◆ **YOUR OBJECTIVE**
Return all of the entries exactly as written.

◆ **MATERIAL**
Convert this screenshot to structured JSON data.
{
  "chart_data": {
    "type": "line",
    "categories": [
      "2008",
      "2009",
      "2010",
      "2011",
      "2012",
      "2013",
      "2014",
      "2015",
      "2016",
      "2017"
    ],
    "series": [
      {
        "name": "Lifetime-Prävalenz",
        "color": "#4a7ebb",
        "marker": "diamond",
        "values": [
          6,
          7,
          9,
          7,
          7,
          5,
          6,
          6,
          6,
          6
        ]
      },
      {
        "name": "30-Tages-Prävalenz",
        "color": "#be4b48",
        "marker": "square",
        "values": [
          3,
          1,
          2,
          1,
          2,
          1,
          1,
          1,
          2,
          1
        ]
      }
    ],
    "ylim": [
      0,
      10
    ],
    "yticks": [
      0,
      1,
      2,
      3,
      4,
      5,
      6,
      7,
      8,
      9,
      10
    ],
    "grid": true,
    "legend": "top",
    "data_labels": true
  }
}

◆ **ANSWER TO THE PROBLEM**
Convert this screenshot to structured JSON data.
{
  "chart_data": {
    "type": "line",
    "categories": [
      "2008",
      "2009",
      "2010",
      "2011",
      "2012",
      "2013",
      "2014",
      "2015",
      "2016",
      "2017"
    ],
    "series": [
      {
        "name": "Lifetime-Prävalenz",
        "color": "#4a7ebb",
        "marker": "diamond",
        "values": [
          6,
          7,
          9,
          7,
          7,
          5,
          6,
          6,
          6,
          6
        ]
      },
      {
        "name": "30-Tages-Prävalenz",
        "color": "#be4b48",
        "marker": "square",
        "values": [
          3,
          1,
          2,
          1,
          2,
          1,
          1,
          1,
          2,
          1
        ]
      }
    ],
    "ylim": [
      0,
      10
    ],
    "yticks": [
      0,
      1,
      2,
      3,
      4,
      5,
      6,
      7,
      8,
      9,
      10
    ],
    "grid": true,
    "legend": "top",
    "data_labels": true
  }
}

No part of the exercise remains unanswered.